THE EXERCISE: Below is a block of records; reproduce all of them exactly and leave out any pictures.

──────── RAW RECORDS ────────

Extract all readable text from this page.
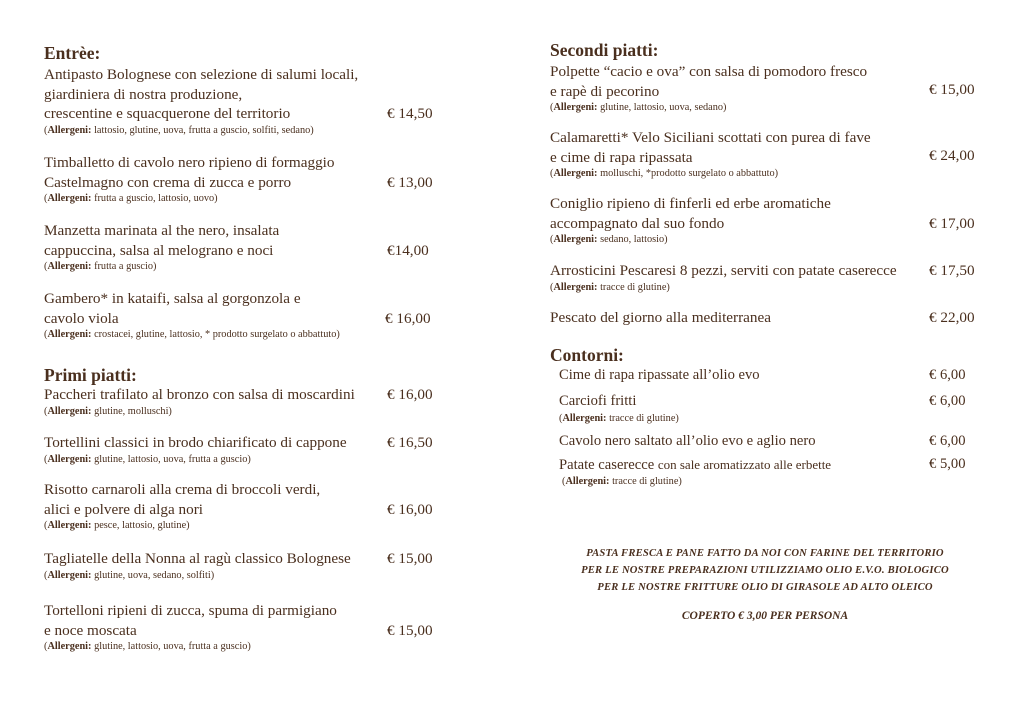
Entrèe:
Antipasto Bolognese con selezione di salumi locali,
giardiniera di nostra produzione,
crescentine e squacquerone del territorio	€ 14,50
(Allergeni: lattosio, glutine, uova, frutta a guscio, solfiti, sedano)
Timballetto di cavolo nero ripieno di formaggio
Castelmagno con crema di zucca e porro	€ 13,00
(Allergeni: frutta a guscio, lattosio, uovo)
Manzetta marinata al the nero, insalata
cappuccina, salsa al melograno e noci	€14,00
(Allergeni: frutta a guscio)
Gambero* in kataifi, salsa al gorgonzola e
cavolo viola	€ 16,00
(Allergeni: crostacei, glutine, lattosio, * prodotto surgelato o abbattuto)
Primi piatti:
Paccheri trafilato al bronzo con salsa di moscardini € 16,00
(Allergeni: glutine, molluschi)
Tortellini classici in brodo chiarificato di cappone	€ 16,50
(Allergeni: glutine, lattosio, uova, frutta a guscio)
Risotto carnaroli alla crema di broccoli verdi,
alici e polvere di alga nori	€ 16,00
(Allergeni: pesce, lattosio, glutine)
Tagliatelle della Nonna al ragù classico Bolognese € 15,00
(Allergeni: glutine, uova, sedano, solfiti)
Tortelloni ripieni di zucca, spuma di parmigiano
e noce moscata	€ 15,00
(Allergeni: glutine, lattosio, uova, frutta a guscio)
Secondi piatti:
Polpette “cacio e ova” con salsa di pomodoro fresco
e rapè di pecorino	€ 15,00
(Allergeni: glutine, lattosio, uova, sedano)
Calamaretti* Velo Siciliani scottati con purea di fave
e cime di rapa ripassata	€ 24,00
(Allergeni: molluschi, *prodotto surgelato o abbattuto)
Coniglio ripieno di finferli ed erbe aromatiche
accompagnato dal suo fondo	€ 17,00
(Allergeni: sedano, lattosio)
Arrosticini Pescaresi 8 pezzi, serviti con patate caserecce € 17,50
(Allergeni: tracce di glutine)
Pescato del giorno alla mediterranea	€ 22,00
Contorni:
Cime di rapa ripassate all’olio evo	€ 6,00
Carciofi fritti	€ 6,00
(Allergeni: tracce di glutine)
Cavolo nero saltato all’olio evo e aglio nero	€ 6,00
Patate caserecce con sale aromatizzato alle erbette	€ 5,00
(Allergeni: tracce di glutine)
PASTA FRESCA E PANE FATTO DA NOI CON FARINE DEL TERRITORIO
PER LE NOSTRE PREPARAZIONI UTILIZZIAMO OLIO E.V.O. BIOLOGICO
PER LE NOSTRE FRITTURE OLIO DI GIRASOLE AD ALTO OLEICO
COPERTO € 3,00 PER PERSONA
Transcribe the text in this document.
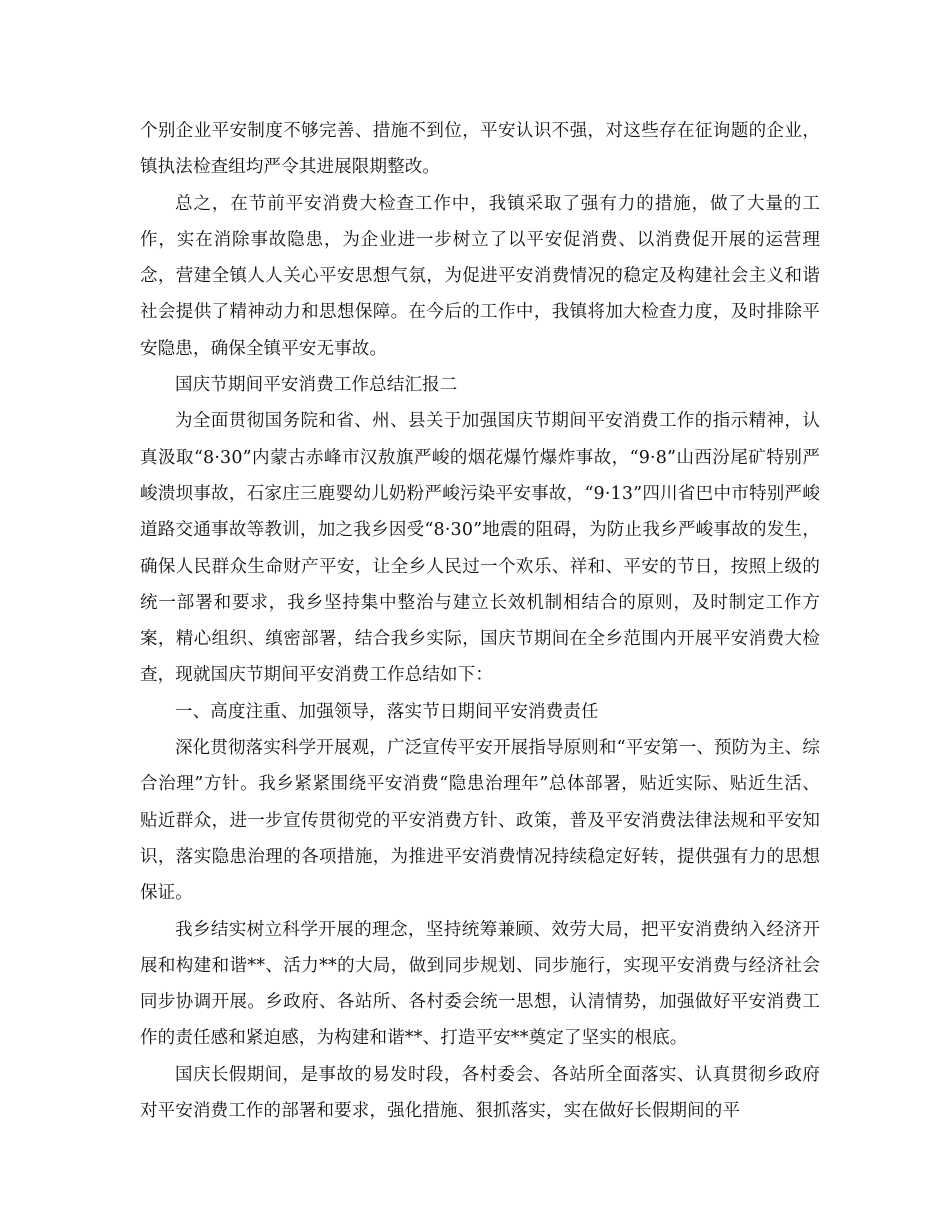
个别企业平安制度不够完善、措施不到位，平安认识不强，对这些存在征询题的企业，镇执法检查组均严令其进展限期整改。

总之，在节前平安消费大检查工作中，我镇采取了强有力的措施，做了大量的工作，实在消除事故隐患，为企业进一步树立了以平安促消费、以消费促开展的运营理念，营建全镇人人关心平安思想气氛，为促进平安消费情况的稳定及构建社会主义和谐社会提供了精神动力和思想保障。在今后的工作中，我镇将加大检查力度，及时排除平安隐患，确保全镇平安无事故。

国庆节期间平安消费工作总结汇报二

为全面贯彻国务院和省、州、县关于加强国庆节期间平安消费工作的指示精神，认真汲取“8·30”内蒙古赤峰市汉敖旗严峻的烟花爆竹爆炸事故，“9·8”山西汾尾矿特别严峻溃坝事故，石家庄三鹿婴幼儿奶粉严峻污染平安事故，“9·13”四川省巴中市特别严峻道路交通事故等教训，加之我乡因受“8·30”地震的阻碍，为防止我乡严峻事故的发生，确保人民群众生命财产平安，让全乡人民过一个欢乐、祥和、平安的节日，按照上级的统一部署和要求，我乡坚持集中整治与建立长效机制相结合的原则，及时制定工作方案，精心组织、缜密部署，结合我乡实际，国庆节期间在全乡范围内开展平安消费大检查，现就国庆节期间平安消费工作总结如下：

一、高度注重、加强领导，落实节日期间平安消费责任

深化贯彻落实科学开展观，广泛宣传平安开展指导原则和“平安第一、预防为主、综合治理”方针。我乡紧紧围绕平安消费“隐患治理年”总体部署，贴近实际、贴近生活、贴近群众，进一步宣传贯彻党的平安消费方针、政策，普及平安消费法律法规和平安知识，落实隐患治理的各项措施，为推进平安消费情况持续稳定好转，提供强有力的思想保证。

我乡结实树立科学开展的理念，坚持统筹兼顾、效劳大局，把平安消费纳入经济开展和构建和谐**、活力**的大局，做到同步规划、同步施行，实现平安消费与经济社会同步协调开展。乡政府、各站所、各村委会统一思想，认清情势，加强做好平安消费工作的责任感和紧迫感，为构建和谐**、打造平安**奠定了坚实的根底。

国庆长假期间，是事故的易发时段，各村委会、各站所全面落实、认真贯彻乡政府对平安消费工作的部署和要求，强化措施、狠抓落实，实在做好长假期间的平
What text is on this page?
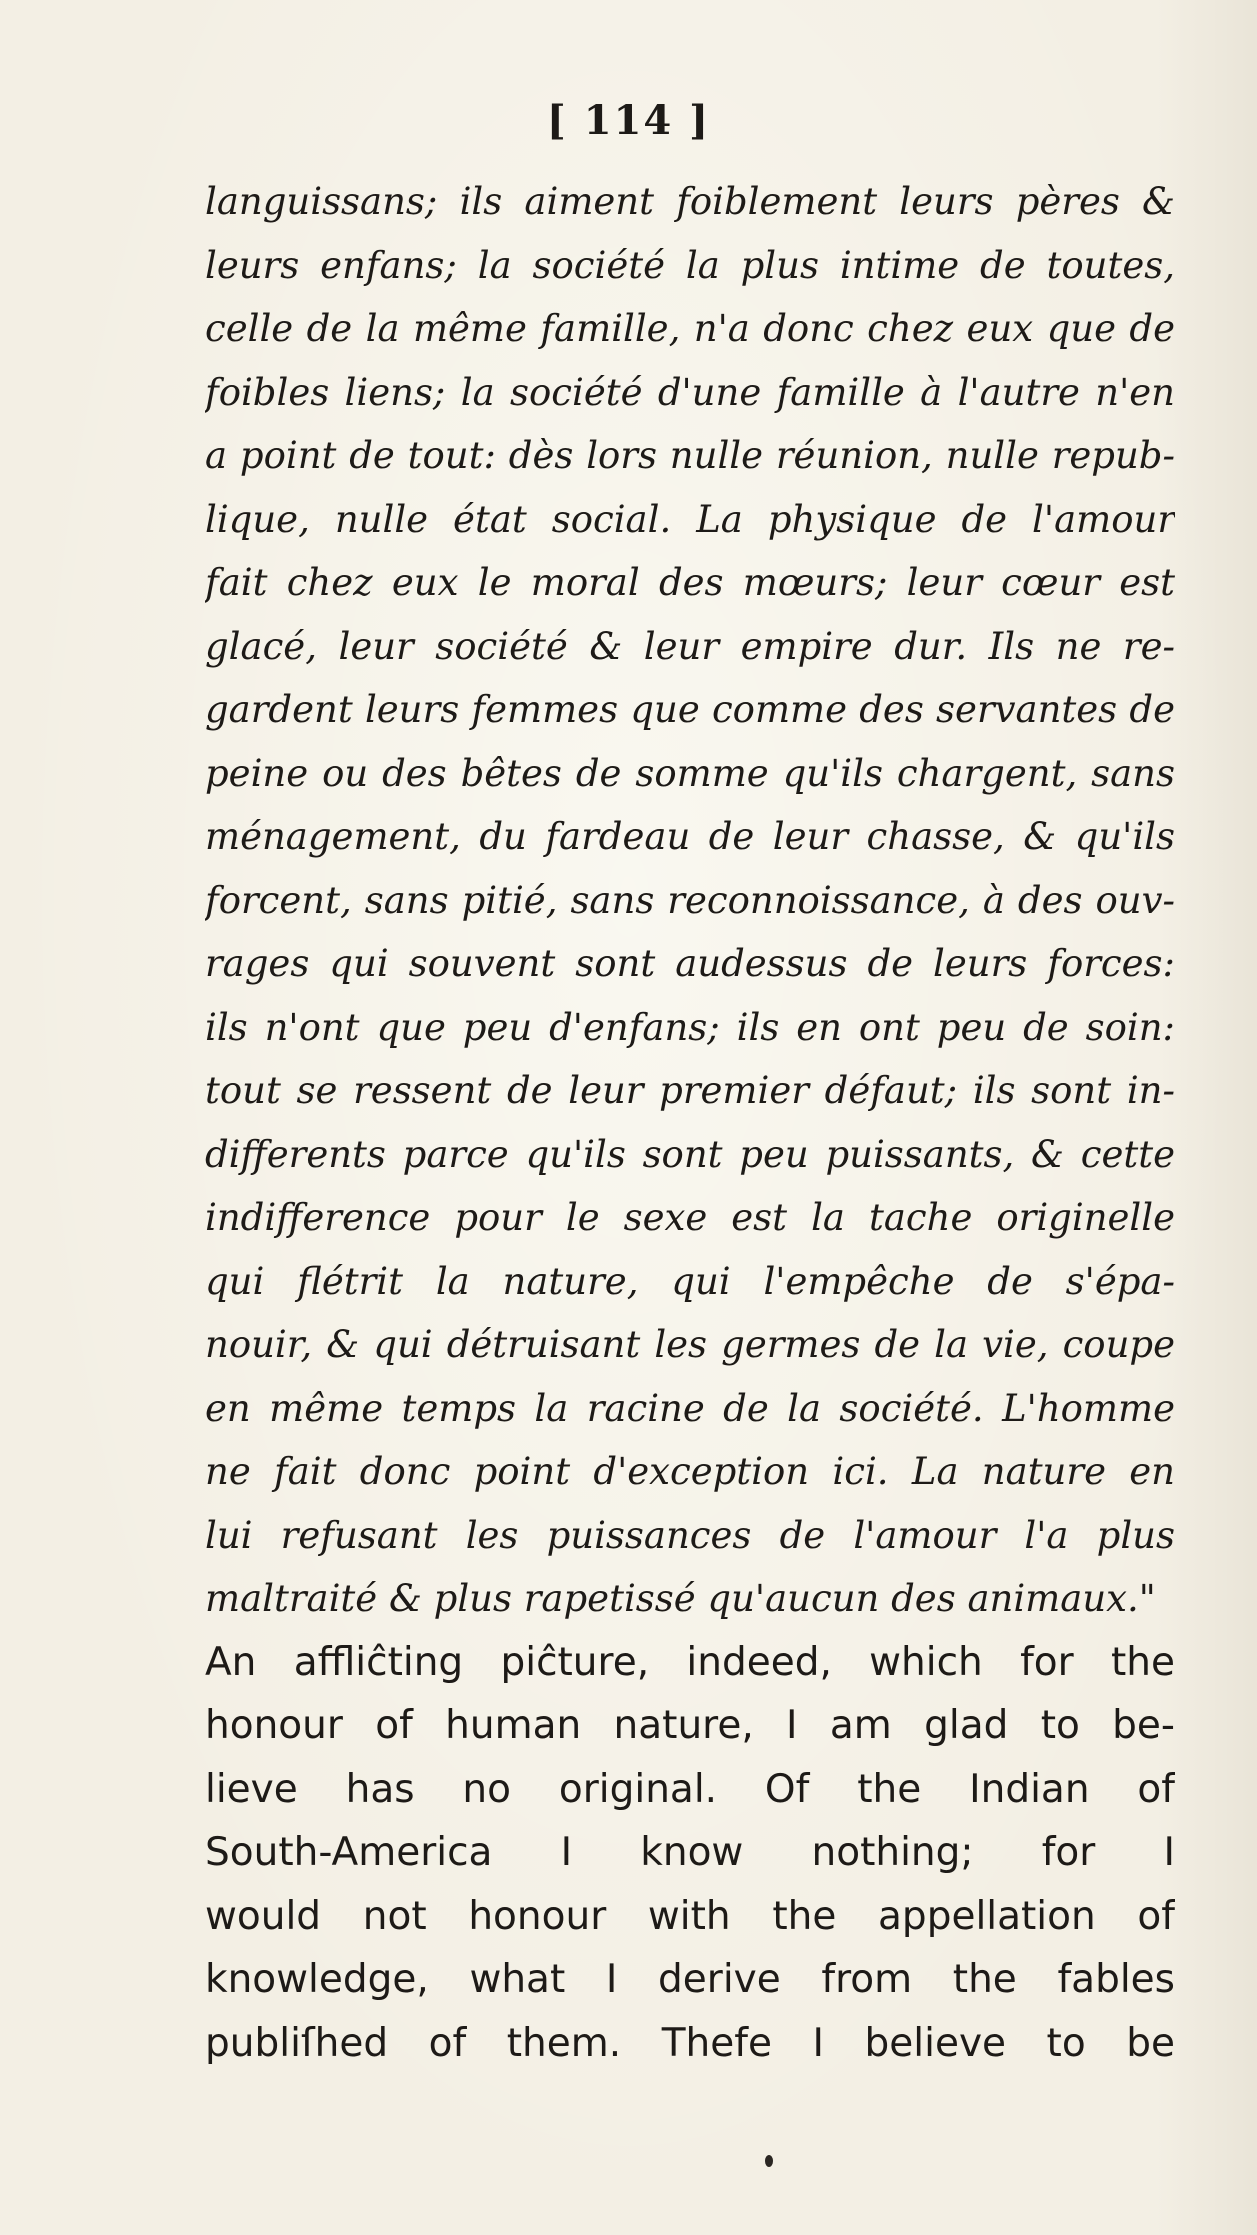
[ 114 ]
languissans; ils aiment foiblement leurs pères &
leurs enfans; la société la plus intime de toutes,
celle de la même famille, n'a donc chez eux que de
foibles liens; la société d'une famille à l'autre n'en
a point de tout: dès lors nulle réunion, nulle repub-
lique, nulle état social. La physique de l'amour
fait chez eux le moral des mœurs; leur cœur est
glacé, leur société & leur empire dur. Ils ne re-
gardent leurs femmes que comme des servantes de
peine ou des bêtes de somme qu'ils chargent, sans
ménagement, du fardeau de leur chasse, & qu'ils
forcent, sans pitié, sans reconnoissance, à des ouv-
rages qui souvent sont audessus de leurs forces:
ils n'ont que peu d'enfans; ils en ont peu de soin:
tout se ressent de leur premier défaut; ils sont in-
differents parce qu'ils sont peu puissants, & cette
indifference pour le sexe est la tache originelle
qui flétrit la nature, qui l'empêche de s'épa-
nouir, & qui détruisant les germes de la vie, coupe
en même temps la racine de la société. L'homme
ne fait donc point d'exception ici. La nature en
lui refusant les puissances de l'amour l'a plus
maltraité & plus rapetissé qu'aucun des animaux."
An affliĉting piĉture, indeed, which for the
honour of human nature, I am glad to be-
lieve has no original. Of the Indian of
South-America I know nothing; for I
would not honour with the appellation of
knowledge, what I derive from the fables
publiſhed of them. Thefe I believe to be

────────

TASK SOLUTION:
Extract all readable text from this page.
Entrèe:
Antipasto Bolognese con selezione di salumi locali,
giardiniera di nostra produzione,
crescentine e squacquerone del territorio	€ 14,50
(Allergeni: lattosio, glutine, uova, frutta a guscio, solfiti, sedano)
Timballetto di cavolo nero ripieno di formaggio
Castelmagno con crema di zucca e porro	€ 13,00
(Allergeni: frutta a guscio, lattosio, uovo)
Manzetta marinata al the nero, insalata
cappuccina, salsa al melograno e noci	€14,00
(Allergeni: frutta a guscio)
Gambero* in kataifi, salsa al gorgonzola e
cavolo viola	€ 16,00
(Allergeni: crostacei, glutine, lattosio, * prodotto surgelato o abbattuto)
Primi piatti:
Paccheri trafilato al bronzo con salsa di moscardini € 16,00
(Allergeni: glutine, molluschi)
Tortellini classici in brodo chiarificato di cappone	€ 16,50
(Allergeni: glutine, lattosio, uova, frutta a guscio)
Risotto carnaroli alla crema di broccoli verdi,
alici e polvere di alga nori	€ 16,00
(Allergeni: pesce, lattosio, glutine)
Tagliatelle della Nonna al ragù classico Bolognese € 15,00
(Allergeni: glutine, uova, sedano, solfiti)
Tortelloni ripieni di zucca, spuma di parmigiano
e noce moscata	€ 15,00
(Allergeni: glutine, lattosio, uova, frutta a guscio)
Secondi piatti:
Polpette “cacio e ova” con salsa di pomodoro fresco
e rapè di pecorino	€ 15,00
(Allergeni: glutine, lattosio, uova, sedano)
Calamaretti* Velo Siciliani scottati con purea di fave
e cime di rapa ripassata	€ 24,00
(Allergeni: molluschi, *prodotto surgelato o abbattuto)
Coniglio ripieno di finferli ed erbe aromatiche
accompagnato dal suo fondo	€ 17,00
(Allergeni: sedano, lattosio)
Arrosticini Pescaresi 8 pezzi, serviti con patate caserecce € 17,50
(Allergeni: tracce di glutine)
Pescato del giorno alla mediterranea	€ 22,00
Contorni:
Cime di rapa ripassate all’olio evo	€ 6,00
Carciofi fritti	€ 6,00
(Allergeni: tracce di glutine)
Cavolo nero saltato all’olio evo e aglio nero	€ 6,00
Patate caserecce con sale aromatizzato alle erbette	€ 5,00
(Allergeni: tracce di glutine)
PASTA FRESCA E PANE FATTO DA NOI CON FARINE DEL TERRITORIO
PER LE NOSTRE PREPARAZIONI UTILIZZIAMO OLIO E.V.O. BIOLOGICO
PER LE NOSTRE FRITTURE OLIO DI GIRASOLE AD ALTO OLEICO
COPERTO € 3,00 PER PERSONA
Transcribe the text in this document.
个别企业平安制度不够完善、措施不到位，平安认识不强，对这些存在征询题的企业，镇执法检查组均严令其进展限期整改。

总之，在节前平安消费大检查工作中，我镇采取了强有力的措施，做了大量的工作，实在消除事故隐患，为企业进一步树立了以平安促消费、以消费促开展的运营理念，营建全镇人人关心平安思想气氛，为促进平安消费情况的稳定及构建社会主义和谐社会提供了精神动力和思想保障。在今后的工作中，我镇将加大检查力度，及时排除平安隐患，确保全镇平安无事故。

国庆节期间平安消费工作总结汇报二

为全面贯彻国务院和省、州、县关于加强国庆节期间平安消费工作的指示精神，认真汲取“8·30”内蒙古赤峰市汉敖旗严峻的烟花爆竹爆炸事故，“9·8”山西汾尾矿特别严峻溃坝事故，石家庄三鹿婴幼儿奶粉严峻污染平安事故，“9·13”四川省巴中市特别严峻道路交通事故等教训，加之我乡因受“8·30”地震的阻碍，为防止我乡严峻事故的发生，确保人民群众生命财产平安，让全乡人民过一个欢乐、祥和、平安的节日，按照上级的统一部署和要求，我乡坚持集中整治与建立长效机制相结合的原则，及时制定工作方案，精心组织、缜密部署，结合我乡实际，国庆节期间在全乡范围内开展平安消费大检查，现就国庆节期间平安消费工作总结如下：

一、高度注重、加强领导，落实节日期间平安消费责任

深化贯彻落实科学开展观，广泛宣传平安开展指导原则和“平安第一、预防为主、综合治理”方针。我乡紧紧围绕平安消费“隐患治理年”总体部署，贴近实际、贴近生活、贴近群众，进一步宣传贯彻党的平安消费方针、政策，普及平安消费法律法规和平安知识，落实隐患治理的各项措施，为推进平安消费情况持续稳定好转，提供强有力的思想保证。

我乡结实树立科学开展的理念，坚持统筹兼顾、效劳大局，把平安消费纳入经济开展和构建和谐**、活力**的大局，做到同步规划、同步施行，实现平安消费与经济社会同步协调开展。乡政府、各站所、各村委会统一思想，认清情势，加强做好平安消费工作的责任感和紧迫感，为构建和谐**、打造平安**奠定了坚实的根底。

国庆长假期间，是事故的易发时段，各村委会、各站所全面落实、认真贯彻乡政府对平安消费工作的部署和要求，强化措施、狠抓落实，实在做好长假期间的平
What text is on this page?
[ 114 ]
languissans; ils aiment foiblement leurs pères &
leurs enfans; la société la plus intime de toutes,
celle de la même famille, n'a donc chez eux que de
foibles liens; la société d'une famille à l'autre n'en
a point de tout: dès lors nulle réunion, nulle repub-
lique, nulle état social. La physique de l'amour
fait chez eux le moral des mœurs; leur cœur est
glacé, leur société & leur empire dur. Ils ne re-
gardent leurs femmes que comme des servantes de
peine ou des bêtes de somme qu'ils chargent, sans
ménagement, du fardeau de leur chasse, & qu'ils
forcent, sans pitié, sans reconnoissance, à des ouv-
rages qui souvent sont audessus de leurs forces:
ils n'ont que peu d'enfans; ils en ont peu de soin:
tout se ressent de leur premier défaut; ils sont in-
differents parce qu'ils sont peu puissants, & cette
indifference pour le sexe est la tache originelle
qui flétrit la nature, qui l'empêche de s'épa-
nouir, & qui détruisant les germes de la vie, coupe
en même temps la racine de la société. L'homme
ne fait donc point d'exception ici. La nature en
lui refusant les puissances de l'amour l'a plus
maltraité & plus rapetissé qu'aucun des animaux."
An affliĉting piĉture, indeed, which for the
honour of human nature, I am glad to be-
lieve has no original. Of the Indian of
South-America I know nothing; for I
would not honour with the appellation of
knowledge, what I derive from the fables
publiſhed of them. Thefe I believe to be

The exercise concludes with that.